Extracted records
-=-=-

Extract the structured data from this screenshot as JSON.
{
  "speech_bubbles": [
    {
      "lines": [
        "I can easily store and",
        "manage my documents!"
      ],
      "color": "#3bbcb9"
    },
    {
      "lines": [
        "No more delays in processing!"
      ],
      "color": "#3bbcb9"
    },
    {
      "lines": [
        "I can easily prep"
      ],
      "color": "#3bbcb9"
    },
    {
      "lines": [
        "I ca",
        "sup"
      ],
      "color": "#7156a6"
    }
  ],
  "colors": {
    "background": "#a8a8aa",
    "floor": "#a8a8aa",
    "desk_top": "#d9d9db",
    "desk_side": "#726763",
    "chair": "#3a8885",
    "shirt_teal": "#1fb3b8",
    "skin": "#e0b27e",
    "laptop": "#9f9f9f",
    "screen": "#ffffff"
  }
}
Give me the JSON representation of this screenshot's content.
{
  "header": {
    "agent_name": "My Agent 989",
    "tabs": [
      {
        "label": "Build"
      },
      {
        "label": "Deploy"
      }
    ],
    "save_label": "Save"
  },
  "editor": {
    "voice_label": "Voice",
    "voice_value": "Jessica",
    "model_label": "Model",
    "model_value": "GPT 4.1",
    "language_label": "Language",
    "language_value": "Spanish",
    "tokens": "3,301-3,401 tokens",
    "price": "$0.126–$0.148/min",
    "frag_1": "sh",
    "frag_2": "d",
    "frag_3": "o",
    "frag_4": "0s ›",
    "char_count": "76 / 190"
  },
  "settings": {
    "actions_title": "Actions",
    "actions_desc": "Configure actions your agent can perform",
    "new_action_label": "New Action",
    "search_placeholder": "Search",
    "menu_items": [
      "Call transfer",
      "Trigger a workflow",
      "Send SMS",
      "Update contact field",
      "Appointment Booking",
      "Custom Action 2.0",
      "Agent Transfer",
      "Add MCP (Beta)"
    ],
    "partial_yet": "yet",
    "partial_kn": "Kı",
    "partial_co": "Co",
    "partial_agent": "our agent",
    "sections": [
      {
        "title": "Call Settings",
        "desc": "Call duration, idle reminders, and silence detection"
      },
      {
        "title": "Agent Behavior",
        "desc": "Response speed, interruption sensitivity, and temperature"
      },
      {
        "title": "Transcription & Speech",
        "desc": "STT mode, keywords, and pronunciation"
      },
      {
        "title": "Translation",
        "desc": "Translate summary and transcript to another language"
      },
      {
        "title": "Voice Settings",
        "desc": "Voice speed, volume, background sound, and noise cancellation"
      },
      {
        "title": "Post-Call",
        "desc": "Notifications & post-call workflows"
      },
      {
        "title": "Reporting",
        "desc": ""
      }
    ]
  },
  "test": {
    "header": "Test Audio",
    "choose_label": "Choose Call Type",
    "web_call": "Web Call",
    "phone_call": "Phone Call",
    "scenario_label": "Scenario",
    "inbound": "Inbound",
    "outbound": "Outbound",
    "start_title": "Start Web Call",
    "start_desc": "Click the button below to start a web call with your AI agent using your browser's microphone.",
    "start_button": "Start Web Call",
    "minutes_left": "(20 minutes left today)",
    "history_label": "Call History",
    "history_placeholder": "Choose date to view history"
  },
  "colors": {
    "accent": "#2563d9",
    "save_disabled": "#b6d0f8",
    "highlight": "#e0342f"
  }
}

-=-=-

--- What to work on ---
Copy the data above in full, character for character.

--- Written response ---
Extract the structured data from this screenshot as JSON.
{
  "speech_bubbles": [
    {
      "lines": [
        "I can easily store and",
        "manage my documents!"
      ],
      "color": "#3bbcb9"
    },
    {
      "lines": [
        "No more delays in processing!"
      ],
      "color": "#3bbcb9"
    },
    {
      "lines": [
        "I can easily prep"
      ],
      "color": "#3bbcb9"
    },
    {
      "lines": [
        "I ca",
        "sup"
      ],
      "color": "#7156a6"
    }
  ],
  "colors": {
    "background": "#a8a8aa",
    "floor": "#a8a8aa",
    "desk_top": "#d9d9db",
    "desk_side": "#726763",
    "chair": "#3a8885",
    "shirt_teal": "#1fb3b8",
    "skin": "#e0b27e",
    "laptop": "#9f9f9f",
    "screen": "#ffffff"
  }
}
Give me the JSON representation of this screenshot's content.
{
  "header": {
    "agent_name": "My Agent 989",
    "tabs": [
      {
        "label": "Build"
      },
      {
        "label": "Deploy"
      }
    ],
    "save_label": "Save"
  },
  "editor": {
    "voice_label": "Voice",
    "voice_value": "Jessica",
    "model_label": "Model",
    "model_value": "GPT 4.1",
    "language_label": "Language",
    "language_value": "Spanish",
    "tokens": "3,301-3,401 tokens",
    "price": "$0.126–$0.148/min",
    "frag_1": "sh",
    "frag_2": "d",
    "frag_3": "o",
    "frag_4": "0s ›",
    "char_count": "76 / 190"
  },
  "settings": {
    "actions_title": "Actions",
    "actions_desc": "Configure actions your agent can perform",
    "new_action_label": "New Action",
    "search_placeholder": "Search",
    "menu_items": [
      "Call transfer",
      "Trigger a workflow",
      "Send SMS",
      "Update contact field",
      "Appointment Booking",
      "Custom Action 2.0",
      "Agent Transfer",
      "Add MCP (Beta)"
    ],
    "partial_yet": "yet",
    "partial_kn": "Kı",
    "partial_co": "Co",
    "partial_agent": "our agent",
    "sections": [
      {
        "title": "Call Settings",
        "desc": "Call duration, idle reminders, and silence detection"
      },
      {
        "title": "Agent Behavior",
        "desc": "Response speed, interruption sensitivity, and temperature"
      },
      {
        "title": "Transcription & Speech",
        "desc": "STT mode, keywords, and pronunciation"
      },
      {
        "title": "Translation",
        "desc": "Translate summary and transcript to another language"
      },
      {
        "title": "Voice Settings",
        "desc": "Voice speed, volume, background sound, and noise cancellation"
      },
      {
        "title": "Post-Call",
        "desc": "Notifications & post-call workflows"
      },
      {
        "title": "Reporting",
        "desc": ""
      }
    ]
  },
  "test": {
    "header": "Test Audio",
    "choose_label": "Choose Call Type",
    "web_call": "Web Call",
    "phone_call": "Phone Call",
    "scenario_label": "Scenario",
    "inbound": "Inbound",
    "outbound": "Outbound",
    "start_title": "Start Web Call",
    "start_desc": "Click the button below to start a web call with your AI agent using your browser's microphone.",
    "start_button": "Start Web Call",
    "minutes_left": "(20 minutes left today)",
    "history_label": "Call History",
    "history_placeholder": "Choose date to view history"
  },
  "colors": {
    "accent": "#2563d9",
    "save_disabled": "#b6d0f8",
    "highlight": "#e0342f"
  }
}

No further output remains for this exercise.